--- Exercise objective ---
Copy the listing from the line with "error-bar — [581, 177, 631, 184]" up to and including the line with "x-tick-label: 40 — [669, 569, 685, 585]", keeping every character as it appears.

--- Extracted data ---

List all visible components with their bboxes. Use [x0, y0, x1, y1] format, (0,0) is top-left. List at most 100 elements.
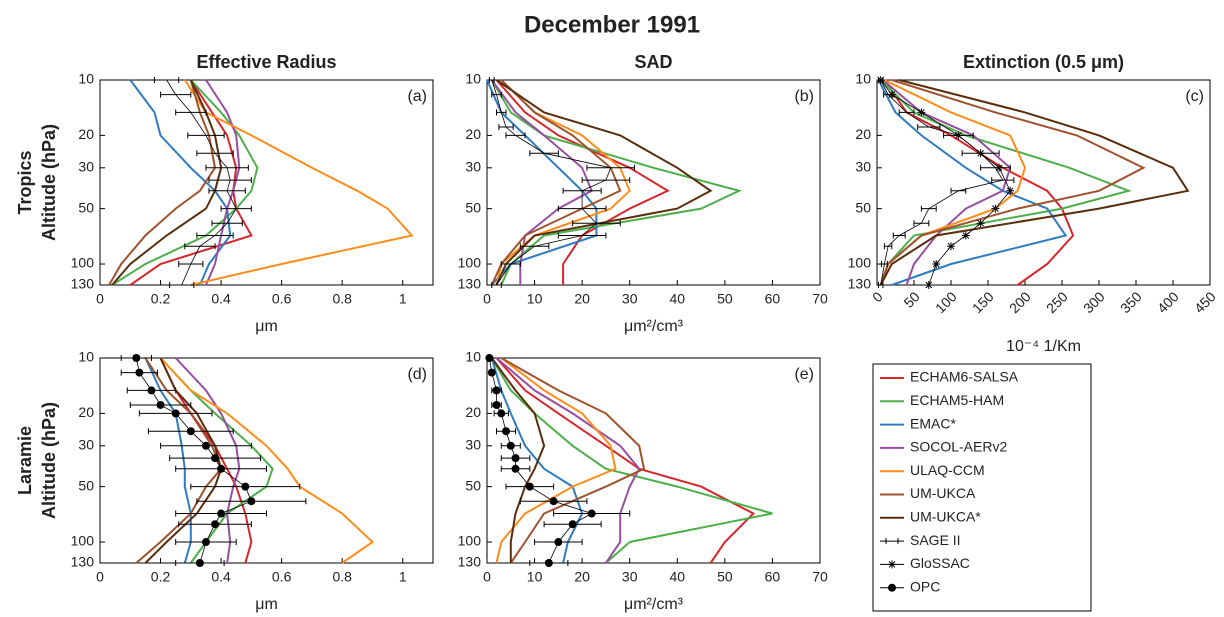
error-bar — [581, 177, 631, 184]
model-line — [129, 79, 232, 286]
error-bar — [557, 205, 607, 212]
obs-marker — [135, 368, 144, 377]
error-bar — [505, 132, 526, 139]
model-line — [108, 79, 217, 286]
x-tick-label: 0.4 — [211, 291, 231, 307]
y-tick-label: 10 — [465, 349, 481, 365]
legend-swatch — [885, 538, 899, 545]
model-line — [495, 357, 617, 564]
y-tick-label: 30 — [78, 437, 94, 453]
model-line — [129, 79, 253, 286]
error-bar — [991, 177, 1015, 184]
y-tick-label: 20 — [78, 126, 94, 142]
panel-label: (c) — [1185, 88, 1204, 105]
x-tick-label: 20 — [574, 291, 590, 307]
model-line — [490, 79, 622, 286]
y-tick-label: 20 — [855, 126, 871, 142]
obs-marker — [976, 149, 985, 158]
y-tick-label: 50 — [465, 477, 481, 493]
error-bar — [500, 261, 521, 268]
model-line — [495, 79, 713, 286]
row-label: Laramie — [15, 426, 35, 495]
x-tick-label: 0.6 — [272, 569, 292, 585]
obs-marker — [502, 427, 511, 436]
error-bar — [572, 220, 621, 227]
x-tick-label: 0 — [96, 569, 104, 585]
x-tick-label: 200 — [1006, 288, 1034, 316]
panel-title: Extinction (0.5 μm) — [963, 52, 1124, 72]
y-tick-label: 130 — [458, 554, 482, 570]
model-line — [174, 357, 241, 564]
model-line — [882, 79, 1012, 286]
obs-marker — [186, 427, 195, 436]
x-tick-label: 40 — [669, 569, 685, 585]
y-tick-label: 100 — [458, 533, 482, 549]
y-tick-label: 130 — [848, 276, 872, 292]
model-line — [490, 357, 546, 563]
obs-marker — [947, 242, 955, 251]
error-bar — [898, 109, 915, 116]
obs-marker — [961, 231, 970, 240]
x-tick-label: 0.8 — [332, 291, 352, 307]
x-tick-label: 60 — [765, 291, 781, 307]
legend-label: EMAC* — [910, 415, 956, 431]
obs-line — [166, 79, 237, 286]
error-bar — [529, 150, 559, 157]
y-tick-label: 20 — [465, 404, 481, 420]
panel-title: SAD — [634, 52, 672, 72]
y-tick-label: 10 — [465, 71, 481, 87]
y-tick-label: 10 — [855, 71, 871, 87]
obs-marker — [568, 520, 577, 529]
x-tick-label: 60 — [765, 569, 781, 585]
x-tick-label: 70 — [812, 569, 828, 585]
model-line — [111, 79, 259, 286]
error-bar — [153, 77, 180, 83]
plot-frame — [486, 357, 821, 564]
model-line — [495, 79, 631, 286]
obs-marker — [487, 368, 496, 377]
error-bar — [196, 232, 234, 239]
x-tick-label: 0.8 — [332, 569, 352, 585]
y-tick-label: 100 — [848, 255, 872, 271]
x-tick-label: 10 — [527, 569, 543, 585]
legend-label: SOCOL-AERv2 — [910, 439, 1007, 455]
y-axis-label: Altitude (hPa) — [39, 402, 59, 519]
plot-frame — [486, 79, 821, 286]
x-tick-label: 0.2 — [151, 291, 171, 307]
obs-marker — [511, 464, 520, 473]
y-tick-label: 30 — [465, 159, 481, 175]
error-bar — [880, 261, 888, 268]
y-tick-label: 100 — [458, 255, 482, 271]
model-line — [495, 357, 756, 564]
legend-label: GloSSAC — [910, 555, 970, 571]
y-tick-label: 10 — [78, 349, 94, 365]
plot-frame — [99, 79, 434, 286]
obs-marker — [195, 559, 204, 567]
y-tick-label: 10 — [78, 71, 94, 87]
obs-marker — [511, 454, 520, 463]
panel-label: (e) — [794, 366, 814, 383]
obs-marker — [217, 509, 226, 518]
legend-label: ECHAM5-HAM — [910, 392, 1004, 408]
x-axis-label: μm²/cm³ — [624, 596, 684, 613]
obs-marker — [924, 281, 933, 289]
x-tick-label: 0.2 — [151, 569, 171, 585]
error-bar — [491, 282, 502, 288]
x-tick-label: 250 — [1043, 288, 1071, 316]
legend-label: ULAQ-CCM — [910, 462, 985, 478]
error-bar — [586, 164, 635, 171]
y-tick-label: 50 — [78, 477, 94, 493]
x-tick-label: 0.4 — [211, 569, 231, 585]
obs-marker — [211, 520, 220, 529]
error-bar — [498, 123, 514, 130]
x-axis-label: 10⁻⁴ 1/Km — [1006, 338, 1081, 355]
x-tick-label: 0 — [869, 288, 886, 305]
model-line — [879, 79, 1132, 286]
legend-label: ECHAM6-SALSA — [910, 369, 1019, 385]
error-bar — [913, 220, 930, 227]
obs-marker — [1006, 186, 1015, 195]
x-tick-label: 1 — [399, 569, 407, 585]
model-line — [159, 357, 274, 564]
obs-marker — [492, 386, 501, 395]
obs-marker — [217, 464, 226, 473]
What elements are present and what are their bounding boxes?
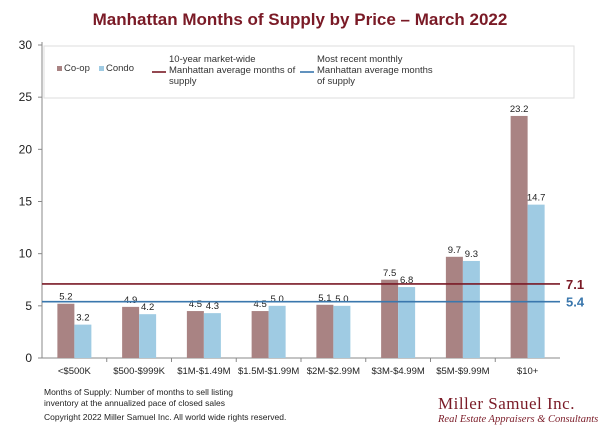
data-label: 4.5 (254, 299, 267, 310)
legend-label: supply (169, 76, 197, 87)
footnote-2: inventory at the annualized pace of clos… (44, 398, 225, 408)
data-label: 9.3 (465, 249, 478, 260)
x-tick-label: $2M-$2.99M (307, 366, 360, 377)
data-label: 7.5 (383, 268, 396, 279)
legend-label: Manhattan average months (317, 65, 433, 76)
data-label: 6.8 (400, 275, 413, 286)
bar-co-op (381, 279, 399, 358)
data-label: 5.0 (271, 294, 284, 305)
legend-swatch (57, 66, 62, 71)
bar-condo (203, 313, 221, 358)
copyright: Copyright 2022 Miller Samuel Inc. All wo… (44, 412, 287, 422)
footnote-1: Months of Supply: Number of months to se… (44, 387, 233, 397)
data-label: 9.7 (448, 245, 461, 256)
reference-line-label: 5.4 (566, 295, 585, 310)
reference-line-label: 7.1 (566, 277, 584, 292)
x-tick-label: $1M-$1.49M (177, 366, 230, 377)
data-label: 4.9 (124, 295, 137, 306)
bar-condo (398, 287, 416, 358)
data-label: 4.2 (141, 302, 154, 313)
x-tick-label: $500-$999K (113, 366, 165, 377)
legend-label: Condo (106, 63, 134, 74)
brand-logo: Miller Samuel Inc. Real Estate Appraiser… (438, 394, 598, 425)
x-tick-label: $3M-$4.99M (371, 366, 424, 377)
bar-condo (333, 305, 351, 358)
y-tick-label: 10 (19, 247, 33, 261)
legend-label: Co-op (64, 63, 90, 74)
x-tick-label: $5M-$9.99M (436, 366, 489, 377)
data-label: 4.3 (206, 301, 219, 312)
data-label: 3.2 (76, 313, 89, 324)
y-tick-label: 5 (25, 299, 32, 313)
data-label: 5.1 (318, 293, 331, 304)
data-label: 5.2 (59, 292, 72, 303)
bar-condo (74, 324, 92, 358)
y-tick-label: 25 (19, 90, 33, 104)
y-tick-label: 15 (19, 195, 33, 209)
brand-name: Miller Samuel Inc. (438, 394, 575, 413)
brand-tagline: Real Estate Appraisers & Consultants (438, 414, 599, 425)
bar-co-op (316, 304, 334, 358)
chart-title: Manhattan Months of Supply by Price – Ma… (93, 10, 508, 29)
bar-co-op (57, 303, 75, 358)
x-tick-label: <$500K (58, 366, 92, 377)
data-label: 23.2 (510, 104, 529, 115)
y-tick-label: 20 (19, 142, 33, 156)
legend-label: 10-year market-wide (169, 54, 256, 65)
data-label: 5.0 (335, 294, 348, 305)
legend-swatch (99, 66, 104, 71)
y-tick-label: 30 (19, 38, 33, 52)
bar-co-op (251, 311, 269, 358)
y-tick-label: 0 (25, 351, 32, 365)
bar-condo (527, 204, 545, 358)
bar-co-op (510, 115, 528, 359)
data-label: 4.5 (189, 299, 202, 310)
bar-condo (139, 314, 157, 358)
x-tick-label: $1.5M-$1.99M (238, 366, 299, 377)
bar-condo (462, 260, 480, 358)
bar-co-op (186, 311, 204, 358)
bar-condo (268, 305, 286, 358)
bar-co-op (122, 306, 140, 358)
legend-label: Manhattan average months of (169, 65, 296, 76)
legend-label: of supply (317, 76, 355, 87)
bar-co-op (445, 256, 463, 358)
data-label: 14.7 (527, 193, 546, 204)
legend-label: Most recent monthly (317, 54, 403, 65)
x-tick-label: $10+ (517, 366, 539, 377)
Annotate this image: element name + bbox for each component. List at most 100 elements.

--- The result ---
error-bar — [581, 177, 631, 184]
model-line — [129, 79, 232, 286]
error-bar — [557, 205, 607, 212]
obs-marker — [135, 368, 144, 377]
error-bar — [505, 132, 526, 139]
model-line — [108, 79, 217, 286]
x-tick-label: 0.4 — [211, 291, 231, 307]
y-tick-label: 10 — [465, 349, 481, 365]
legend-swatch — [885, 538, 899, 545]
model-line — [495, 357, 617, 564]
y-tick-label: 30 — [78, 437, 94, 453]
model-line — [129, 79, 253, 286]
error-bar — [991, 177, 1015, 184]
y-tick-label: 20 — [78, 126, 94, 142]
panel-label: (c) — [1185, 88, 1204, 105]
x-tick-label: 20 — [574, 291, 590, 307]
model-line — [490, 79, 622, 286]
y-tick-label: 20 — [855, 126, 871, 142]
obs-marker — [976, 149, 985, 158]
y-tick-label: 50 — [465, 477, 481, 493]
error-bar — [500, 261, 521, 268]
model-line — [495, 79, 713, 286]
row-label: Laramie — [15, 426, 35, 495]
x-tick-label: 0.6 — [272, 569, 292, 585]
obs-marker — [502, 427, 511, 436]
error-bar — [572, 220, 621, 227]
x-tick-label: 0 — [96, 569, 104, 585]
x-tick-label: 200 — [1006, 288, 1034, 316]
panel-title: Extinction (0.5 μm) — [963, 52, 1124, 72]
y-tick-label: 130 — [458, 554, 482, 570]
model-line — [174, 357, 241, 564]
model-line — [882, 79, 1012, 286]
obs-marker — [186, 427, 195, 436]
x-tick-label: 40 — [669, 569, 685, 585]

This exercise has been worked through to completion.